The request
Transcribe all the entries word for word, skipping the pictures.

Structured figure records
•••

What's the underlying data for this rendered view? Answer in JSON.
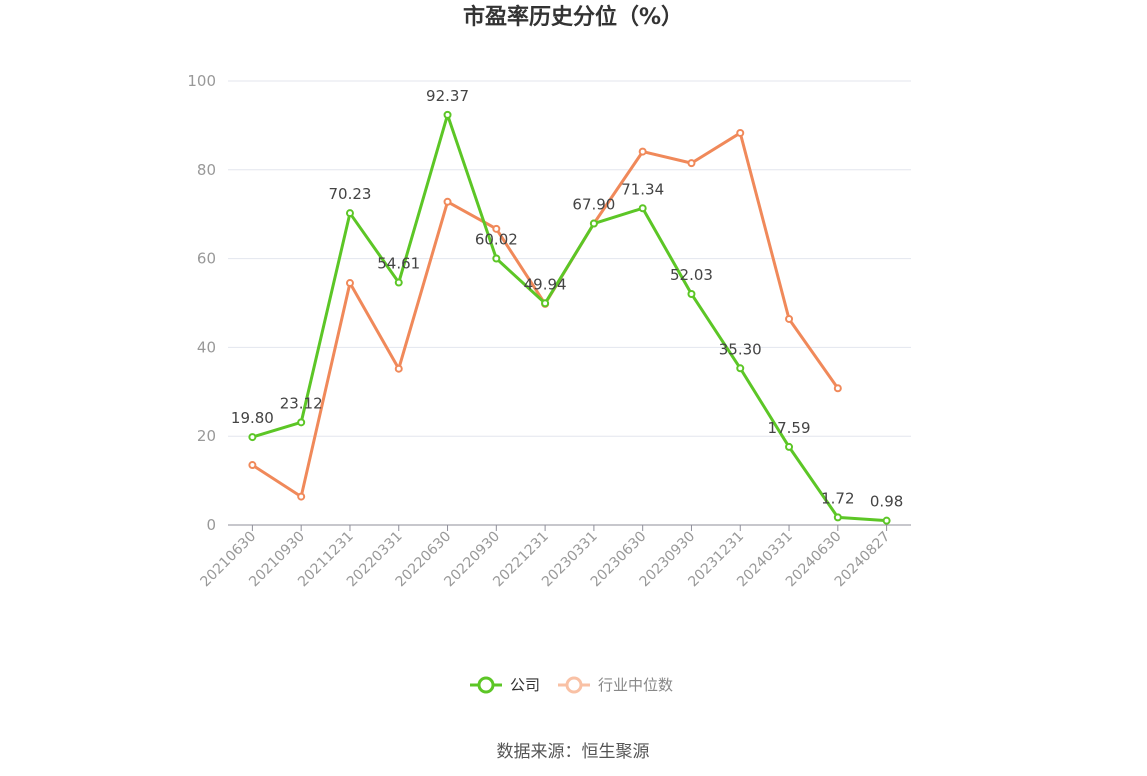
{
  "chart_data": {
    "type": "line",
    "title": "市盈率历史分位（%）",
    "categories": [
      "20210630",
      "20210930",
      "20211231",
      "20220331",
      "20220630",
      "20220930",
      "20221231",
      "20230331",
      "20230630",
      "20230930",
      "20231231",
      "20240331",
      "20240630",
      "20240827"
    ],
    "series": [
      {
        "name": "公司",
        "color": "#5cc626",
        "values": [
          19.8,
          23.12,
          70.23,
          54.61,
          92.37,
          60.02,
          49.94,
          67.9,
          71.34,
          52.03,
          35.3,
          17.59,
          1.72,
          0.98
        ],
        "labels": [
          "19.80",
          "23.12",
          "70.23",
          "54.61",
          "92.37",
          "60.02",
          "49.94",
          "67.90",
          "71.34",
          "52.03",
          "35.30",
          "17.59",
          "1.72",
          "0.98"
        ]
      },
      {
        "name": "行业中位数",
        "color": "#f0895a",
        "values": [
          13.5,
          6.4,
          54.5,
          35.2,
          72.8,
          66.7,
          49.8,
          67.9,
          84.1,
          81.5,
          88.3,
          46.4,
          30.8,
          null
        ]
      }
    ],
    "yticks": [
      "0",
      "20",
      "40",
      "60",
      "80",
      "100"
    ],
    "ylim": [
      0,
      100
    ],
    "grid": true,
    "legend_position": "bottom"
  },
  "source_text": "数据来源：恒生聚源"
}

•••

Output of the exercise
What's the underlying data for this rendered view? Answer in JSON.
{
  "chart_data": {
    "type": "line",
    "title": "市盈率历史分位（%）",
    "categories": [
      "20210630",
      "20210930",
      "20211231",
      "20220331",
      "20220630",
      "20220930",
      "20221231",
      "20230331",
      "20230630",
      "20230930",
      "20231231",
      "20240331",
      "20240630",
      "20240827"
    ],
    "series": [
      {
        "name": "公司",
        "color": "#5cc626",
        "values": [
          19.8,
          23.12,
          70.23,
          54.61,
          92.37,
          60.02,
          49.94,
          67.9,
          71.34,
          52.03,
          35.3,
          17.59,
          1.72,
          0.98
        ],
        "labels": [
          "19.80",
          "23.12",
          "70.23",
          "54.61",
          "92.37",
          "60.02",
          "49.94",
          "67.90",
          "71.34",
          "52.03",
          "35.30",
          "17.59",
          "1.72",
          "0.98"
        ]
      },
      {
        "name": "行业中位数",
        "color": "#f0895a",
        "values": [
          13.5,
          6.4,
          54.5,
          35.2,
          72.8,
          66.7,
          49.8,
          67.9,
          84.1,
          81.5,
          88.3,
          46.4,
          30.8,
          null
        ]
      }
    ],
    "yticks": [
      "0",
      "20",
      "40",
      "60",
      "80",
      "100"
    ],
    "ylim": [
      0,
      100
    ],
    "grid": true,
    "legend_position": "bottom"
  },
  "source_text": "数据来源：恒生聚源"
}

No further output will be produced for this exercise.